The problem: Copy out every line of the entries below word for word, leaving out the pictures.

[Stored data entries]
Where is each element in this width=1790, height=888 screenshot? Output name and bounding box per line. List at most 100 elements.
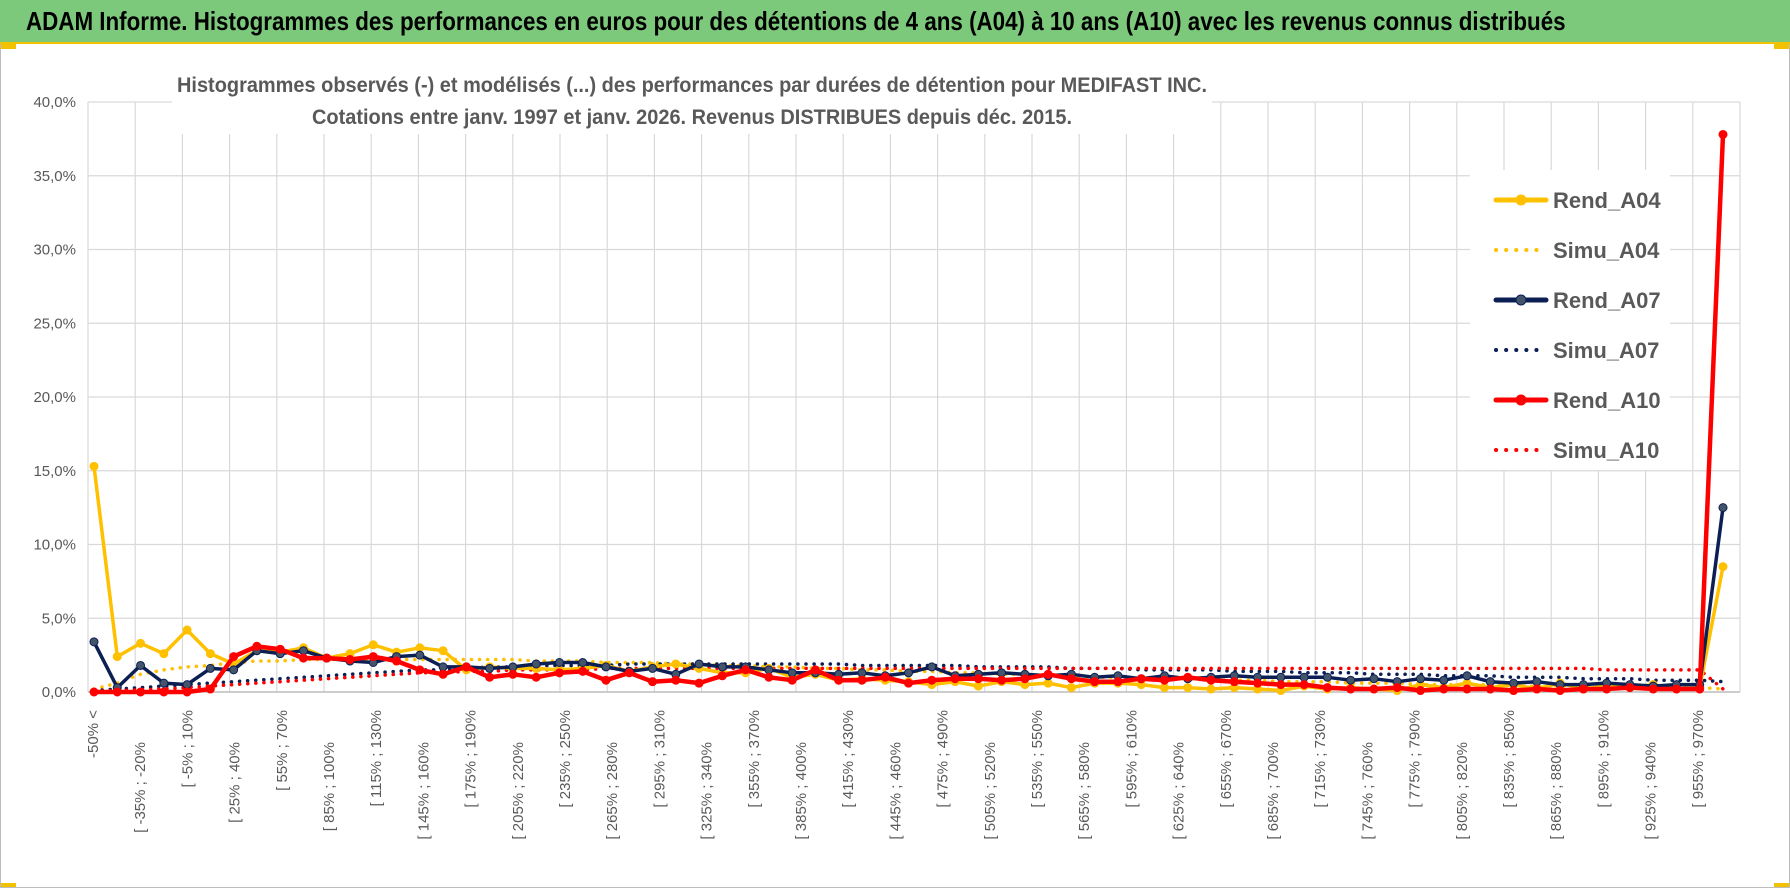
data-point bbox=[1276, 680, 1286, 690]
corner-accent-right bbox=[1774, 44, 1790, 49]
data-point bbox=[1532, 684, 1542, 694]
data-point bbox=[1020, 674, 1030, 684]
data-point bbox=[1439, 675, 1449, 685]
data-point bbox=[345, 655, 355, 665]
data-point bbox=[578, 658, 588, 667]
data-point bbox=[717, 671, 727, 681]
data-point bbox=[950, 674, 960, 684]
data-point bbox=[554, 658, 564, 667]
data-point bbox=[648, 663, 658, 673]
data-point bbox=[1206, 675, 1216, 685]
x-tick-label: [ 145% ; 160% bbox=[415, 742, 432, 840]
data-point bbox=[229, 652, 239, 662]
data-point bbox=[601, 662, 611, 672]
data-point bbox=[1369, 684, 1379, 694]
data-point bbox=[1462, 684, 1472, 694]
data-point bbox=[671, 675, 681, 685]
data-point bbox=[205, 663, 215, 673]
x-tick-label: [ 25% ; 40% bbox=[227, 742, 244, 823]
data-point bbox=[997, 675, 1007, 685]
x-tick-label: [ 535% ; 550% bbox=[1029, 710, 1046, 808]
data-point bbox=[997, 668, 1007, 678]
data-point bbox=[392, 656, 402, 666]
corner-accent-bottom-left bbox=[0, 883, 16, 888]
data-point bbox=[973, 674, 983, 684]
data-point bbox=[1346, 675, 1356, 685]
data-point bbox=[834, 675, 844, 685]
data-point bbox=[1718, 503, 1728, 513]
data-point bbox=[927, 662, 937, 672]
data-point bbox=[810, 665, 820, 675]
data-point bbox=[1532, 677, 1542, 687]
data-point bbox=[368, 652, 378, 662]
data-point bbox=[182, 625, 192, 635]
legend-label: Simu_A10 bbox=[1553, 438, 1659, 463]
data-point bbox=[787, 668, 797, 678]
data-point bbox=[182, 687, 192, 697]
legend: Rend_A04 Simu_A04 Rend_A07 Simu_A07 Rend_A10… bbox=[1470, 170, 1670, 470]
data-point bbox=[89, 637, 99, 647]
legend-label: Simu_A07 bbox=[1553, 338, 1659, 363]
data-point bbox=[1206, 684, 1216, 694]
x-tick-label: [ 85% ; 100% bbox=[321, 742, 338, 831]
data-point bbox=[1253, 678, 1263, 688]
data-point bbox=[1066, 674, 1076, 684]
data-point bbox=[1415, 674, 1425, 684]
data-point bbox=[1043, 678, 1053, 688]
x-tick-label: [ 805% ; 820% bbox=[1454, 742, 1471, 840]
data-point bbox=[1322, 672, 1332, 682]
data-point bbox=[624, 668, 634, 678]
data-point bbox=[438, 662, 448, 672]
x-tick-label: [ 895% ; 910% bbox=[1595, 710, 1612, 808]
x-tick-label: [ 565% ; 580% bbox=[1076, 742, 1093, 840]
data-point bbox=[112, 652, 122, 662]
legend-item: Simu_A07 bbox=[1494, 338, 1659, 363]
y-tick-label: 0,0% bbox=[42, 684, 76, 701]
data-point bbox=[1090, 677, 1100, 687]
data-point bbox=[648, 677, 658, 687]
data-point bbox=[857, 675, 867, 685]
corner-accent-bottom-right bbox=[1774, 883, 1790, 888]
y-tick-label: 15,0% bbox=[33, 463, 76, 480]
legend-label: Rend_A07 bbox=[1553, 288, 1661, 313]
data-point bbox=[1509, 678, 1519, 688]
data-point bbox=[415, 650, 425, 660]
data-point bbox=[717, 662, 727, 672]
data-point bbox=[485, 663, 495, 673]
y-axis: 0,0% 5,0% 10,0% 15,0% 20,0% 25,0% 30,0% 35,0% 40… bbox=[33, 94, 76, 701]
data-point bbox=[438, 669, 448, 679]
data-point bbox=[438, 646, 448, 656]
x-axis: -50% < [ -35% ; -20% [ -5% ; 10% [ 25% ; 40… bbox=[85, 710, 1707, 840]
x-tick-label: [ 235% ; 250% bbox=[557, 710, 574, 808]
data-point bbox=[1159, 675, 1169, 685]
series-lines bbox=[89, 129, 1728, 697]
x-tick-label: [ 595% ; 610% bbox=[1123, 710, 1140, 808]
x-tick-label: [ 655% ; 670% bbox=[1218, 710, 1235, 808]
data-point bbox=[89, 461, 99, 471]
data-point bbox=[927, 675, 937, 685]
y-tick-label: 35,0% bbox=[33, 168, 76, 185]
x-tick-label: [ 385% ; 400% bbox=[793, 742, 810, 840]
data-point bbox=[1159, 683, 1169, 693]
data-point bbox=[1183, 672, 1193, 682]
data-point bbox=[298, 646, 308, 656]
data-point bbox=[671, 659, 681, 669]
legend-item: Rend_A10 bbox=[1493, 388, 1661, 413]
data-point bbox=[252, 641, 262, 651]
data-point bbox=[508, 662, 518, 672]
x-tick-label: [ 415% ; 430% bbox=[840, 710, 857, 808]
legend-item: Rend_A07 bbox=[1493, 288, 1661, 313]
chart-subtitle: Cotations entre janv. 1997 et janv. 2026… bbox=[312, 106, 1072, 129]
data-point bbox=[694, 659, 704, 669]
data-point bbox=[1183, 683, 1193, 693]
report-title: ADAM Informe. Histogrammes des performan… bbox=[26, 6, 1566, 36]
data-point bbox=[275, 644, 285, 654]
data-point bbox=[1415, 686, 1425, 696]
y-tick-label: 40,0% bbox=[33, 94, 76, 111]
data-point bbox=[136, 638, 146, 648]
data-point bbox=[764, 672, 774, 682]
x-tick-label: [ 175% ; 190% bbox=[463, 710, 480, 808]
y-tick-label: 30,0% bbox=[33, 242, 76, 259]
legend-marker bbox=[1515, 194, 1527, 206]
data-point bbox=[1462, 671, 1472, 681]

Exercise response:
Where is each element in this width=1790, height=888 screenshot? Output name and bounding box per line. List at most 100 elements.
data-point bbox=[1276, 680, 1286, 690]
corner-accent-right bbox=[1774, 44, 1790, 49]
data-point bbox=[1532, 684, 1542, 694]
data-point bbox=[1020, 674, 1030, 684]
data-point bbox=[1439, 675, 1449, 685]
data-point bbox=[345, 655, 355, 665]
data-point bbox=[578, 658, 588, 667]
data-point bbox=[717, 671, 727, 681]
data-point bbox=[950, 674, 960, 684]
data-point bbox=[554, 658, 564, 667]
data-point bbox=[648, 663, 658, 673]
data-point bbox=[1206, 675, 1216, 685]
x-tick-label: [ 145% ; 160% bbox=[415, 742, 432, 840]
data-point bbox=[229, 652, 239, 662]
data-point bbox=[601, 662, 611, 672]
data-point bbox=[1369, 684, 1379, 694]
data-point bbox=[1462, 684, 1472, 694]
data-point bbox=[671, 675, 681, 685]
data-point bbox=[205, 663, 215, 673]
x-tick-label: [ 25% ; 40% bbox=[227, 742, 244, 823]
data-point bbox=[997, 675, 1007, 685]
x-tick-label: [ 535% ; 550% bbox=[1029, 710, 1046, 808]
data-point bbox=[997, 668, 1007, 678]
data-point bbox=[392, 656, 402, 666]
corner-accent-bottom-left bbox=[0, 883, 16, 888]
data-point bbox=[973, 674, 983, 684]
data-point bbox=[1346, 675, 1356, 685]
data-point bbox=[834, 675, 844, 685]
data-point bbox=[1718, 503, 1728, 513]
data-point bbox=[927, 662, 937, 672]
data-point bbox=[810, 665, 820, 675]
data-point bbox=[1532, 677, 1542, 687]
data-point bbox=[368, 652, 378, 662]
data-point bbox=[182, 625, 192, 635]
legend-label: Simu_A10 bbox=[1553, 438, 1659, 463]
data-point bbox=[787, 668, 797, 678]
data-point bbox=[182, 687, 192, 697]
legend: Rend_A04 Simu_A04 Rend_A07 Simu_A07 Rend_A10… bbox=[1470, 170, 1670, 470]
data-point bbox=[89, 637, 99, 647]
legend-label: Simu_A07 bbox=[1553, 338, 1659, 363]
data-point bbox=[1206, 684, 1216, 694]
x-tick-label: [ 85% ; 100% bbox=[321, 742, 338, 831]
data-point bbox=[1253, 678, 1263, 688]
data-point bbox=[1066, 674, 1076, 684]
data-point bbox=[1415, 674, 1425, 684]
data-point bbox=[1043, 678, 1053, 688]
x-tick-label: [ 805% ; 820% bbox=[1454, 742, 1471, 840]
data-point bbox=[1322, 672, 1332, 682]
data-point bbox=[624, 668, 634, 678]
data-point bbox=[438, 662, 448, 672]
x-tick-label: [ 895% ; 910% bbox=[1595, 710, 1612, 808]
x-tick-label: [ 565% ; 580% bbox=[1076, 742, 1093, 840]
data-point bbox=[112, 652, 122, 662]
legend-item: Simu_A07 bbox=[1494, 338, 1659, 363]
y-tick-label: 0,0% bbox=[42, 684, 76, 701]
data-point bbox=[1090, 677, 1100, 687]
data-point bbox=[648, 677, 658, 687]
data-point bbox=[857, 675, 867, 685]
corner-accent-bottom-right bbox=[1774, 883, 1790, 888]
y-tick-label: 15,0% bbox=[33, 463, 76, 480]
legend-label: Rend_A07 bbox=[1553, 288, 1661, 313]
data-point bbox=[1509, 678, 1519, 688]
data-point bbox=[415, 650, 425, 660]
data-point bbox=[717, 662, 727, 672]
data-point bbox=[485, 663, 495, 673]
y-axis: 0,0% 5,0% 10,0% 15,0% 20,0% 25,0% 30,0% 35,0% 40… bbox=[33, 94, 76, 701]
data-point bbox=[438, 669, 448, 679]
data-point bbox=[438, 646, 448, 656]
x-axis: -50% < [ -35% ; -20% [ -5% ; 10% [ 25% ; 40… bbox=[85, 710, 1707, 840]
x-tick-label: [ 235% ; 250% bbox=[557, 710, 574, 808]
data-point bbox=[1159, 675, 1169, 685]
series-lines bbox=[89, 129, 1728, 697]
x-tick-label: [ 595% ; 610% bbox=[1123, 710, 1140, 808]
x-tick-label: [ 655% ; 670% bbox=[1218, 710, 1235, 808]
data-point bbox=[89, 461, 99, 471]
data-point bbox=[927, 675, 937, 685]
y-tick-label: 35,0% bbox=[33, 168, 76, 185]
x-tick-label: [ 385% ; 400% bbox=[793, 742, 810, 840]
data-point bbox=[1159, 683, 1169, 693]
data-point bbox=[1183, 672, 1193, 682]
data-point bbox=[298, 646, 308, 656]
data-point bbox=[671, 659, 681, 669]
legend-item: Rend_A10 bbox=[1493, 388, 1661, 413]
data-point bbox=[252, 641, 262, 651]
data-point bbox=[508, 662, 518, 672]
x-tick-label: [ 415% ; 430% bbox=[840, 710, 857, 808]
legend-item: Rend_A07 bbox=[1493, 288, 1661, 313]
chart-subtitle: Cotations entre janv. 1997 et janv. 2026… bbox=[312, 106, 1072, 129]
data-point bbox=[694, 659, 704, 669]
data-point bbox=[1183, 683, 1193, 693]
report-title: ADAM Informe. Histogrammes des performan… bbox=[26, 6, 1566, 36]
data-point bbox=[275, 644, 285, 654]
data-point bbox=[1415, 686, 1425, 696]
y-tick-label: 40,0% bbox=[33, 94, 76, 111]
data-point bbox=[136, 638, 146, 648]
data-point bbox=[764, 672, 774, 682]
x-tick-label: [ 175% ; 190% bbox=[463, 710, 480, 808]
y-tick-label: 30,0% bbox=[33, 242, 76, 259]
legend-marker bbox=[1515, 194, 1527, 206]
data-point bbox=[1462, 671, 1472, 681]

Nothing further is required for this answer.